* [Problem to solve] Take the material below and write it all out again exactly.

──────── Entries shown ────────

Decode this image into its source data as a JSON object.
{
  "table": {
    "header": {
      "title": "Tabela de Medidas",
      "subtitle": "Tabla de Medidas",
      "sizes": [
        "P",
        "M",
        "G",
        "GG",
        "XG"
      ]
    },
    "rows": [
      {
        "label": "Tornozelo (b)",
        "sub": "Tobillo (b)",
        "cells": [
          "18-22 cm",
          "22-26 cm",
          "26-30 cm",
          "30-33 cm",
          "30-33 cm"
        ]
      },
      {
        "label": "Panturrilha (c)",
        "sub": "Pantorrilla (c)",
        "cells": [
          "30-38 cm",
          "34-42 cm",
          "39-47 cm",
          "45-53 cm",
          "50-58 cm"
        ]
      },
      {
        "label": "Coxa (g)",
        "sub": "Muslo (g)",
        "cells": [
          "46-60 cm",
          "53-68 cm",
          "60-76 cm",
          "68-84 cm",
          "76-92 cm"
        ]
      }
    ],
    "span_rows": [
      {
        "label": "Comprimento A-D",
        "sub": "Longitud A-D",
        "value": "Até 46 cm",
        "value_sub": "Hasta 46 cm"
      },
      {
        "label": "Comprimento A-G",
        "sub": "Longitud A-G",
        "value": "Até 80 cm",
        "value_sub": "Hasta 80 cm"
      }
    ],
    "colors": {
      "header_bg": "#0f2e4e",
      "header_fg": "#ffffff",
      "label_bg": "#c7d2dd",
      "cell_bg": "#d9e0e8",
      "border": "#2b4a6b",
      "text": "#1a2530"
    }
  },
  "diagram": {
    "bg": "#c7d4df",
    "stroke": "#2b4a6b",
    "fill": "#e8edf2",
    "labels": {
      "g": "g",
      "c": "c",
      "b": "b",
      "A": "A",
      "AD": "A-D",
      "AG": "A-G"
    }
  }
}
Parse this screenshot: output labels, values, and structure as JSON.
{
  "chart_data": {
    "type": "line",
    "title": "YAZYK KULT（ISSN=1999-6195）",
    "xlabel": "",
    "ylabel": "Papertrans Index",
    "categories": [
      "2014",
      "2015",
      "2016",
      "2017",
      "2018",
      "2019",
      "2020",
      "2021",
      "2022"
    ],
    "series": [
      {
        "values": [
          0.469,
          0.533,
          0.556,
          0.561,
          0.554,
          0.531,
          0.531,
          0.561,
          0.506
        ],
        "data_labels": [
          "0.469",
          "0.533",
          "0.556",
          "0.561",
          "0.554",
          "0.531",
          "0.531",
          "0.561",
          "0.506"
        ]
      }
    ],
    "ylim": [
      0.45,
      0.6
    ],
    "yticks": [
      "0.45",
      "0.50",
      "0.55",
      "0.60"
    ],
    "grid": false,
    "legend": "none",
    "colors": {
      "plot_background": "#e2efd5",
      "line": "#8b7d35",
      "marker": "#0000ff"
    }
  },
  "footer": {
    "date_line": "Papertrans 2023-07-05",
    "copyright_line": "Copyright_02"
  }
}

────────

* [Result of this task]
Decode this image into its source data as a JSON object.
{
  "table": {
    "header": {
      "title": "Tabela de Medidas",
      "subtitle": "Tabla de Medidas",
      "sizes": [
        "P",
        "M",
        "G",
        "GG",
        "XG"
      ]
    },
    "rows": [
      {
        "label": "Tornozelo (b)",
        "sub": "Tobillo (b)",
        "cells": [
          "18-22 cm",
          "22-26 cm",
          "26-30 cm",
          "30-33 cm",
          "30-33 cm"
        ]
      },
      {
        "label": "Panturrilha (c)",
        "sub": "Pantorrilla (c)",
        "cells": [
          "30-38 cm",
          "34-42 cm",
          "39-47 cm",
          "45-53 cm",
          "50-58 cm"
        ]
      },
      {
        "label": "Coxa (g)",
        "sub": "Muslo (g)",
        "cells": [
          "46-60 cm",
          "53-68 cm",
          "60-76 cm",
          "68-84 cm",
          "76-92 cm"
        ]
      }
    ],
    "span_rows": [
      {
        "label": "Comprimento A-D",
        "sub": "Longitud A-D",
        "value": "Até 46 cm",
        "value_sub": "Hasta 46 cm"
      },
      {
        "label": "Comprimento A-G",
        "sub": "Longitud A-G",
        "value": "Até 80 cm",
        "value_sub": "Hasta 80 cm"
      }
    ],
    "colors": {
      "header_bg": "#0f2e4e",
      "header_fg": "#ffffff",
      "label_bg": "#c7d2dd",
      "cell_bg": "#d9e0e8",
      "border": "#2b4a6b",
      "text": "#1a2530"
    }
  },
  "diagram": {
    "bg": "#c7d4df",
    "stroke": "#2b4a6b",
    "fill": "#e8edf2",
    "labels": {
      "g": "g",
      "c": "c",
      "b": "b",
      "A": "A",
      "AD": "A-D",
      "AG": "A-G"
    }
  }
}
Parse this screenshot: output labels, values, and structure as JSON.
{
  "chart_data": {
    "type": "line",
    "title": "YAZYK KULT（ISSN=1999-6195）",
    "xlabel": "",
    "ylabel": "Papertrans Index",
    "categories": [
      "2014",
      "2015",
      "2016",
      "2017",
      "2018",
      "2019",
      "2020",
      "2021",
      "2022"
    ],
    "series": [
      {
        "values": [
          0.469,
          0.533,
          0.556,
          0.561,
          0.554,
          0.531,
          0.531,
          0.561,
          0.506
        ],
        "data_labels": [
          "0.469",
          "0.533",
          "0.556",
          "0.561",
          "0.554",
          "0.531",
          "0.531",
          "0.561",
          "0.506"
        ]
      }
    ],
    "ylim": [
      0.45,
      0.6
    ],
    "yticks": [
      "0.45",
      "0.50",
      "0.55",
      "0.60"
    ],
    "grid": false,
    "legend": "none",
    "colors": {
      "plot_background": "#e2efd5",
      "line": "#8b7d35",
      "marker": "#0000ff"
    }
  },
  "footer": {
    "date_line": "Papertrans 2023-07-05",
    "copyright_line": "Copyright_02"
  }
}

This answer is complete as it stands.